▸ TO BE DONE: Say how many lines in the records include the string "Assoc", adding no other words.
--- begin INFORMATION SUPPLIED ---
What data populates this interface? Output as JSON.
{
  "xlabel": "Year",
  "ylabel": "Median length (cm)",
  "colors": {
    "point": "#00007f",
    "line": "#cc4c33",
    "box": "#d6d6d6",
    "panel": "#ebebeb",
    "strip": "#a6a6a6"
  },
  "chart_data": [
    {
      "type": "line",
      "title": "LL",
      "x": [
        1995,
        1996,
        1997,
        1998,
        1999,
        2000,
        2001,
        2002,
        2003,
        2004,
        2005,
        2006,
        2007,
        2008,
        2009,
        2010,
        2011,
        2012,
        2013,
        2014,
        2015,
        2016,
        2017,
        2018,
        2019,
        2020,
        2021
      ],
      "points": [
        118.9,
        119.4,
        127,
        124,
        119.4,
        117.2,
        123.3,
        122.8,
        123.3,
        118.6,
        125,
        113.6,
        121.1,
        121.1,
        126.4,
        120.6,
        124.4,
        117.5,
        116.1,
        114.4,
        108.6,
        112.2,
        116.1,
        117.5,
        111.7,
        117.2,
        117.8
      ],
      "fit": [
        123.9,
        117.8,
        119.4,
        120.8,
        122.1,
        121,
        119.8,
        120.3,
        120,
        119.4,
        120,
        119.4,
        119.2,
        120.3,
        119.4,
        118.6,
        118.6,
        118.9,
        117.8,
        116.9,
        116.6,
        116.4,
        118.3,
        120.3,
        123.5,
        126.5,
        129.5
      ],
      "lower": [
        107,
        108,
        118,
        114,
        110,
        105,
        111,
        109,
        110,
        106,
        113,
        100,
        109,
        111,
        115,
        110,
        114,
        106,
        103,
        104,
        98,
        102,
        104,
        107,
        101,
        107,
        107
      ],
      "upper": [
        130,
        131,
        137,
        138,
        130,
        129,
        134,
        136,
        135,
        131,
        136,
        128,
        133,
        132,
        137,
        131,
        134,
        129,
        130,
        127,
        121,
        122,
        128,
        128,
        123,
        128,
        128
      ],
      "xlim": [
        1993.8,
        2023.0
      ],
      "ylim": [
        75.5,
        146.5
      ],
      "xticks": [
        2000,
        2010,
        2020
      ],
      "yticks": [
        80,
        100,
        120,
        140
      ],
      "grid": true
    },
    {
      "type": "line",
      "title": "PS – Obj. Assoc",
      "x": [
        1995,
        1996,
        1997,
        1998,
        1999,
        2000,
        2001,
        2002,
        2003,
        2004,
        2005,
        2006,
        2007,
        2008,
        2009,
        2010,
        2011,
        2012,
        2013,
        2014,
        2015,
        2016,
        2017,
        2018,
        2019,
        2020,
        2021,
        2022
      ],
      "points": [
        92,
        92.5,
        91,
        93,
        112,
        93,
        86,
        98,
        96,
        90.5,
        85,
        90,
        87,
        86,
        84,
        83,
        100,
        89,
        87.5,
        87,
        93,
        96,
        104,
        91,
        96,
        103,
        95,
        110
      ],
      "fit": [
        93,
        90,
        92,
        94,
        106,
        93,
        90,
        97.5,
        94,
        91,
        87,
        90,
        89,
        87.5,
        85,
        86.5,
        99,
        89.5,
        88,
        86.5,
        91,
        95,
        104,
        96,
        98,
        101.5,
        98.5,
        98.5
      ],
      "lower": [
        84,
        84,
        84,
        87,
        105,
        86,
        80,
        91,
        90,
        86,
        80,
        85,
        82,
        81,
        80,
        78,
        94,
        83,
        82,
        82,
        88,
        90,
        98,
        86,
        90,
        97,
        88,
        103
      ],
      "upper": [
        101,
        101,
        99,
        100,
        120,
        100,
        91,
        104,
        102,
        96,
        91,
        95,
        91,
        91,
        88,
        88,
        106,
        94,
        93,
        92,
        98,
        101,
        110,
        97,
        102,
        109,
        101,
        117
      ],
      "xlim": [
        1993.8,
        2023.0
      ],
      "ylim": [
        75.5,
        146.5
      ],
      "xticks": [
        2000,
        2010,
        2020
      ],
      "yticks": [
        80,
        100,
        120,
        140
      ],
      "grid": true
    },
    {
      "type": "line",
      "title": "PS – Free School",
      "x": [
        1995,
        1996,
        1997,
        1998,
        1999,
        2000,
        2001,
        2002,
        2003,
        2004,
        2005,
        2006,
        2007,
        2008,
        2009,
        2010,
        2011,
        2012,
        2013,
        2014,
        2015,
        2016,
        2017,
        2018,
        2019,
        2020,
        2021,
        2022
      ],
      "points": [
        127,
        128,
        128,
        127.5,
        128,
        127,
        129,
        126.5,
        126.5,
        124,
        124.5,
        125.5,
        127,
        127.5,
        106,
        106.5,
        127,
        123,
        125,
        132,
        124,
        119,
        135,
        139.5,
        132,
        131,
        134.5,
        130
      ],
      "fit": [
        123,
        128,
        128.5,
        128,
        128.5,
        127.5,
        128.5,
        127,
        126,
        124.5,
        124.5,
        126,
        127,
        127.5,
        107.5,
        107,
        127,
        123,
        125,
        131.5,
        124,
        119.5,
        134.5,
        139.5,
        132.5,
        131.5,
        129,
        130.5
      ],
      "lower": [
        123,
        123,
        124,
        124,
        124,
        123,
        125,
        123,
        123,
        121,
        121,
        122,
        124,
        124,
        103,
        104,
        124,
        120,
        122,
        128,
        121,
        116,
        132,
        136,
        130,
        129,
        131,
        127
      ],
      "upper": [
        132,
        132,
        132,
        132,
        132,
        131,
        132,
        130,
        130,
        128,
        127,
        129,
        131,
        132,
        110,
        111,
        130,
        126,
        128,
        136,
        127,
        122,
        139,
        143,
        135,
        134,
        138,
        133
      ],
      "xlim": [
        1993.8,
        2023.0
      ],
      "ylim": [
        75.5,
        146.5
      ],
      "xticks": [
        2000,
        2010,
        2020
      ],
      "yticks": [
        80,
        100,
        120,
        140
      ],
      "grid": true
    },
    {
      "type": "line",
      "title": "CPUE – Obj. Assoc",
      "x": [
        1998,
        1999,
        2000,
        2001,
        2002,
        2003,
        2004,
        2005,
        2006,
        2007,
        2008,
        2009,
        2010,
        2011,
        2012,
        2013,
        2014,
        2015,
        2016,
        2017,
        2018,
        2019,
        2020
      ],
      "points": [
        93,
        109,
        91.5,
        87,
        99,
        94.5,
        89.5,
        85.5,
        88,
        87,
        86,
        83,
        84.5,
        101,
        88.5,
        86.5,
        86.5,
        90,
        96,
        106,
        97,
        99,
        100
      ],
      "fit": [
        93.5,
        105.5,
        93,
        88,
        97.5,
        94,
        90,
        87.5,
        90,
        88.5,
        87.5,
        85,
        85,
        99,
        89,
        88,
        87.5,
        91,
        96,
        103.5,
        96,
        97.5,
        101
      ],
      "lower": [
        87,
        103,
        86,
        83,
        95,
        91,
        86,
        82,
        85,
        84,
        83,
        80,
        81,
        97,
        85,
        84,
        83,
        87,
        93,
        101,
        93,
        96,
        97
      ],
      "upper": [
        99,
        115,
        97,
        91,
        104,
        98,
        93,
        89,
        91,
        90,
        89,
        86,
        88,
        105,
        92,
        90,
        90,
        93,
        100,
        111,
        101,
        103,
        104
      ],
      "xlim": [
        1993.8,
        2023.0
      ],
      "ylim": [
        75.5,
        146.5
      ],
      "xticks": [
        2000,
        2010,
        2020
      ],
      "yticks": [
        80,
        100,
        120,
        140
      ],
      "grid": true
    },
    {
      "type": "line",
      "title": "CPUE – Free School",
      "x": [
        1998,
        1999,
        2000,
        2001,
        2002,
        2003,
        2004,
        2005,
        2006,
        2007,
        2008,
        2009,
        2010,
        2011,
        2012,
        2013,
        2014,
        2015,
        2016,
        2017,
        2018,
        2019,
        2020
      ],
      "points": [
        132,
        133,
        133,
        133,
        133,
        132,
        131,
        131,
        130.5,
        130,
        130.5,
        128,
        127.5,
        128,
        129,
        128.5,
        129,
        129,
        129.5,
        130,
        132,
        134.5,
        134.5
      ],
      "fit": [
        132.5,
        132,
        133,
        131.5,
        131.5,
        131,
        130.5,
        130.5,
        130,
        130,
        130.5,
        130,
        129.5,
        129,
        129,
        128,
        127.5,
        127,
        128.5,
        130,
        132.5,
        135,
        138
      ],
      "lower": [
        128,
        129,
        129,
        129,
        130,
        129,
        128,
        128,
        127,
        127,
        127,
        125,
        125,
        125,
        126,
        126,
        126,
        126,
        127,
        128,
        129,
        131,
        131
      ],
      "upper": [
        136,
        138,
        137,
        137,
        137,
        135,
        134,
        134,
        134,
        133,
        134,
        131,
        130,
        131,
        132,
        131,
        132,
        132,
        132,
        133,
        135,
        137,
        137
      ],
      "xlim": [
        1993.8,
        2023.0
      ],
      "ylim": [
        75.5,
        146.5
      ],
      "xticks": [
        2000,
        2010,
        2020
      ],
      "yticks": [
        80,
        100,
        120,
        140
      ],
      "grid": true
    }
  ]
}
--- end INFORMATION SUPPLIED ---
▸ ANSWER TO THE PROBLEM: 2